** START The input **
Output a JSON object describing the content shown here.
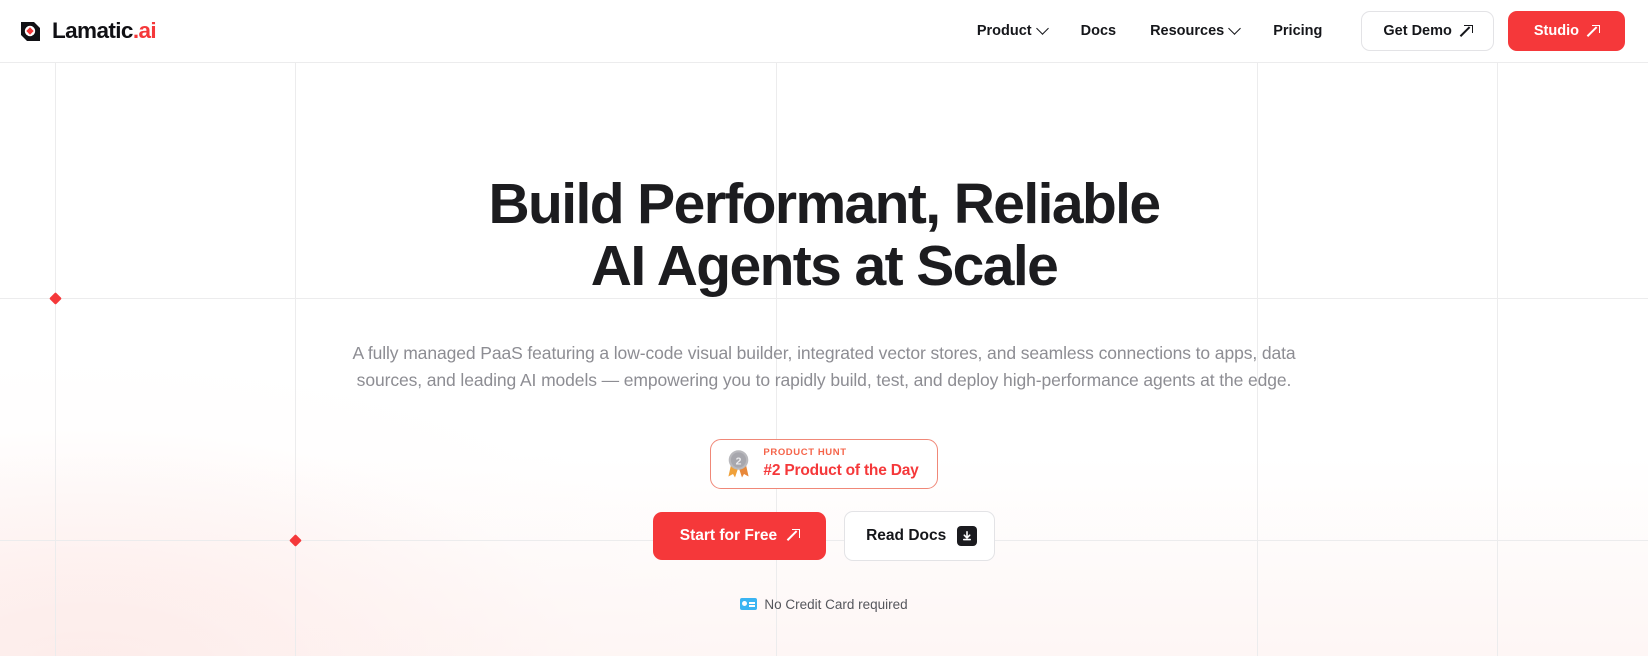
{
  "brand": {
    "name": "Lamatic",
    "suffix": ".ai",
    "logo_icon": "lamatic-diamond-logo",
    "accent_color": "#f5383a"
  },
  "nav": {
    "items": [
      {
        "label": "Product",
        "has_dropdown": true,
        "icon": "chevron-down-icon"
      },
      {
        "label": "Docs",
        "has_dropdown": false,
        "icon": ""
      },
      {
        "label": "Resources",
        "has_dropdown": true,
        "icon": "chevron-down-icon"
      },
      {
        "label": "Pricing",
        "has_dropdown": false,
        "icon": ""
      }
    ],
    "demo_button": {
      "label": "Get Demo",
      "icon": "arrow-up-right-icon"
    },
    "studio_button": {
      "label": "Studio",
      "icon": "arrow-up-right-icon"
    }
  },
  "hero": {
    "title_line1": "Build Performant, Reliable",
    "title_line2": "AI Agents at Scale",
    "subtitle": "A fully managed PaaS featuring a low-code visual builder, integrated vector stores, and seamless connections to apps, data sources, and leading AI models — empowering you to rapidly build, test, and deploy high-performance agents at the edge."
  },
  "product_hunt_badge": {
    "icon": "medal-award-icon",
    "kicker": "PRODUCT HUNT",
    "title": "#2 Product of the Day",
    "border_color": "#f08878",
    "text_color": "#f5383a"
  },
  "cta": {
    "primary": {
      "label": "Start for Free",
      "icon": "arrow-up-right-icon",
      "color": "#f5383a"
    },
    "secondary": {
      "label": "Read Docs",
      "icon": "download-icon"
    }
  },
  "footnote": {
    "icon": "credit-card-icon",
    "text": "No Credit Card required"
  }
}
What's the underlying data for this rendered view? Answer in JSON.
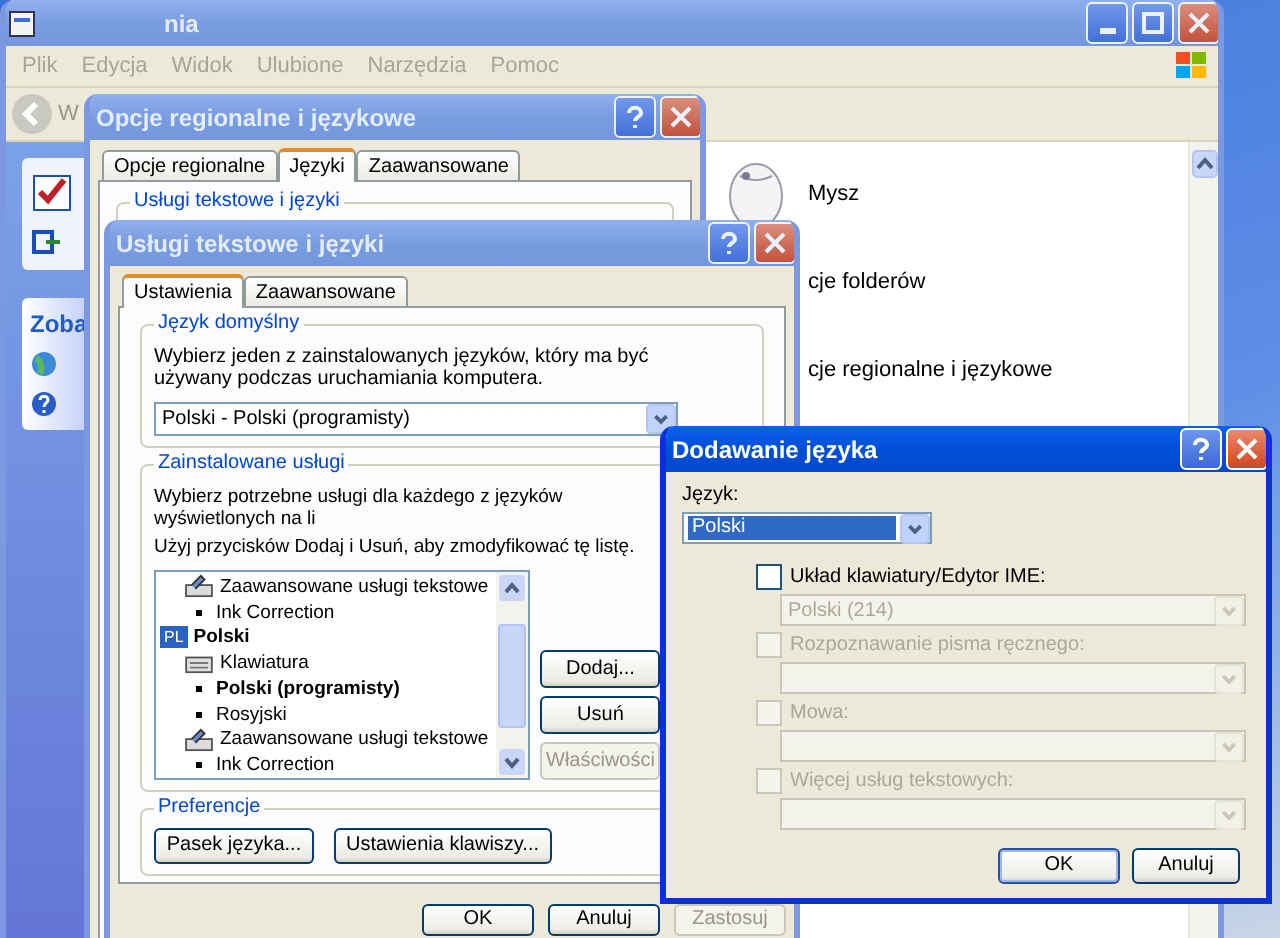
{
  "explorer": {
    "title": "nia",
    "active": false,
    "menu": [
      "Plik",
      "Edycja",
      "Widok",
      "Ulubione",
      "Narzędzia",
      "Pomoc"
    ],
    "back_label": "W",
    "task_pane_heading": "Zoba",
    "items": [
      {
        "label": "Mysz",
        "kind": "mouse"
      },
      {
        "label": "cje folderów",
        "kind": "covered"
      },
      {
        "label": "cje regionalne i językowe",
        "kind": "covered"
      }
    ]
  },
  "regional_dialog": {
    "title": "Opcje regionalne i językowe",
    "active": false,
    "tabs": [
      {
        "label": "Opcje regionalne",
        "selected": false
      },
      {
        "label": "Języki",
        "selected": true
      },
      {
        "label": "Zaawansowane",
        "selected": false
      }
    ],
    "group_title": "Usługi tekstowe i języki"
  },
  "text_services_dialog": {
    "title": "Usługi tekstowe i języki",
    "active": false,
    "tabs": [
      {
        "label": "Ustawienia",
        "selected": true
      },
      {
        "label": "Zaawansowane",
        "selected": false
      }
    ],
    "default_language": {
      "title": "Język domyślny",
      "description": "Wybierz jeden z zainstalowanych języków, który ma być używany podczas uruchamiania komputera.",
      "value": "Polski - Polski (programisty)"
    },
    "installed": {
      "title": "Zainstalowane usługi",
      "description_lines": [
        "Wybierz potrzebne usługi dla każdego z języków wyświetlonych na li",
        "Użyj przycisków Dodaj i Usuń, aby zmodyfikować tę listę."
      ],
      "tree": [
        {
          "kind": "category",
          "label": "Zaawansowane usługi tekstowe",
          "children": [
            {
              "kind": "service",
              "label": "Ink Correction",
              "default": false
            }
          ]
        },
        {
          "kind": "language",
          "badge": "PL",
          "label": "Polski",
          "children": [
            {
              "kind": "keyboard",
              "label": "Klawiatura",
              "children": [
                {
                  "kind": "service",
                  "label": "Polski (programisty)",
                  "default": true
                },
                {
                  "kind": "service",
                  "label": "Rosyjski",
                  "default": false
                }
              ]
            },
            {
              "kind": "category",
              "label": "Zaawansowane usługi tekstowe",
              "children": [
                {
                  "kind": "service",
                  "label": "Ink Correction",
                  "default": false
                }
              ]
            }
          ]
        }
      ],
      "buttons": [
        {
          "label": "Dodaj...",
          "disabled": false
        },
        {
          "label": "Usuń",
          "disabled": false
        },
        {
          "label": "Właściwości",
          "disabled": true
        }
      ]
    },
    "preferences": {
      "title": "Preferencje",
      "buttons": [
        "Pasek języka...",
        "Ustawienia klawiszy..."
      ]
    },
    "footer_buttons": [
      {
        "label": "OK",
        "disabled": false
      },
      {
        "label": "Anuluj",
        "disabled": false
      },
      {
        "label": "Zastosuj",
        "disabled": true
      }
    ]
  },
  "add_language_dialog": {
    "title": "Dodawanie języka",
    "active": true,
    "language_label": "Język:",
    "language_value": "Polski",
    "services": [
      {
        "label": "Układ klawiatury/Edytor IME:",
        "checked": false,
        "disabled": false,
        "value": "Polski (214)",
        "field_disabled": true
      },
      {
        "label": "Rozpoznawanie pisma ręcznego:",
        "checked": false,
        "disabled": true,
        "field_disabled": true
      },
      {
        "label": "Mowa:",
        "checked": false,
        "disabled": true,
        "field_disabled": true
      },
      {
        "label": "Więcej usług tekstowych:",
        "checked": false,
        "disabled": true,
        "field_disabled": true
      }
    ],
    "buttons": [
      "OK",
      "Anuluj"
    ]
  }
}
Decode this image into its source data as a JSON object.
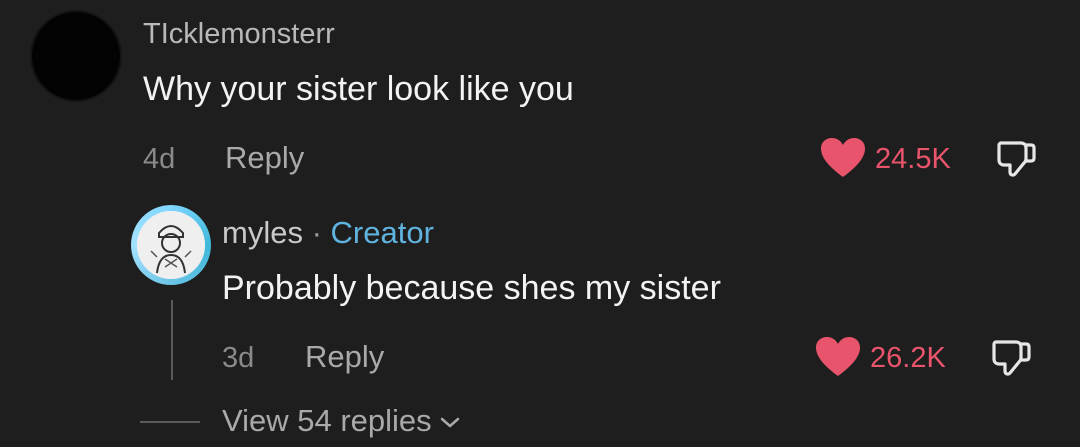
{
  "comment": {
    "username": "TIcklemonsterr",
    "text": "Why your sister look like you",
    "time": "4d",
    "reply_label": "Reply",
    "likes": "24.5K"
  },
  "reply": {
    "username": "myles",
    "separator": "·",
    "creator_label": "Creator",
    "text": "Probably because shes my sister",
    "time": "3d",
    "reply_label": "Reply",
    "likes": "26.2K"
  },
  "view_replies_label": "View 54 replies",
  "colors": {
    "background": "#1e1e1e",
    "like_red": "#e8546b",
    "creator_blue": "#5fb3de"
  },
  "icons": [
    "heart-icon",
    "dislike-icon",
    "chevron-down-icon"
  ]
}
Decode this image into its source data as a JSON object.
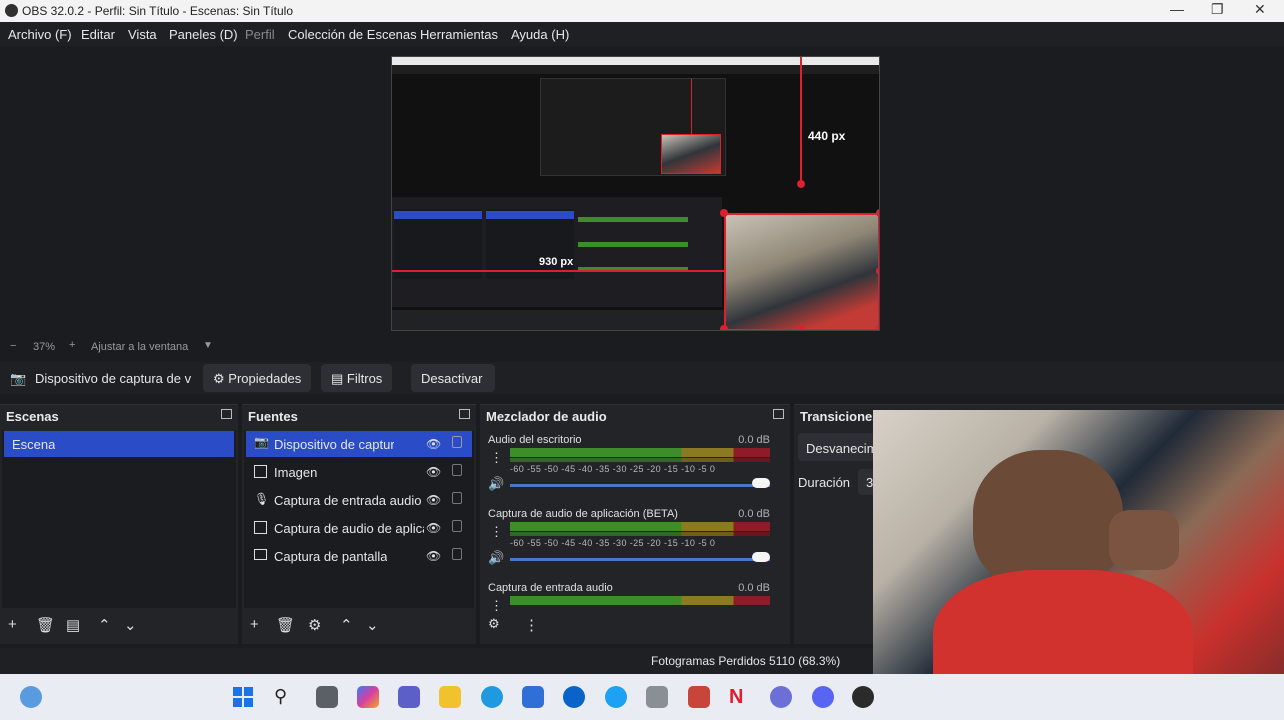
{
  "window": {
    "title": "OBS 32.0.2 - Perfil: Sin Título - Escenas: Sin Título"
  },
  "menu": {
    "items": [
      "Archivo (F)",
      "Editar",
      "Vista",
      "Paneles (D)",
      "Perfil",
      "Colección de Escenas",
      "Herramientas",
      "Ayuda (H)"
    ]
  },
  "preview": {
    "label_440": "440 px",
    "label_930": "930 px"
  },
  "zoom": {
    "minus": "−",
    "value": "37%",
    "plus": "+",
    "fit_label": "Ajustar a la ventana"
  },
  "context": {
    "source_name": "Dispositivo de captura de v",
    "properties_label": "Propiedades",
    "filters_label": "Filtros",
    "deactivate_label": "Desactivar"
  },
  "scenes": {
    "title": "Escenas",
    "items": [
      "Escena"
    ]
  },
  "sources": {
    "title": "Fuentes",
    "items": [
      "Dispositivo de captura de v",
      "Imagen",
      "Captura de entrada audio",
      "Captura de audio de aplica",
      "Captura de pantalla"
    ]
  },
  "mixer": {
    "title": "Mezclador de audio",
    "ticks": "-60 -55 -50 -45 -40 -35 -30 -25 -20 -15 -10 -5 0",
    "channels": [
      {
        "name": "Audio del escritorio",
        "db": "0.0 dB"
      },
      {
        "name": "Captura de audio de aplicación (BETA)",
        "db": "0.0 dB"
      },
      {
        "name": "Captura de entrada audio",
        "db": "0.0 dB"
      }
    ]
  },
  "transitions": {
    "title": "Transiciones",
    "selected": "Desvanecim",
    "duration_label": "Duración",
    "duration_value": "3"
  },
  "status": {
    "dropped": "Fotogramas Perdidos 5110 (68.3%)"
  },
  "icons": {
    "camera": "camera-icon",
    "gear": "gear-icon",
    "filter": "filter-icon",
    "eye": "eye-icon",
    "lock": "lock-icon",
    "add": "plus-icon",
    "remove": "trash-icon"
  },
  "colors": {
    "accent": "#2a4cc7",
    "record_red": "#e01e2e"
  }
}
** END The input **
**What you are asked to do:** Take every line containing the word "języków" and copy it.

**Output of the task:**
      "description": "Wybierz jeden z zainstalowanych języków, który ma być używany podczas uruchamiania komputera.",
        "Wybierz potrzebne usługi dla każdego z języków wyświetlonych na li",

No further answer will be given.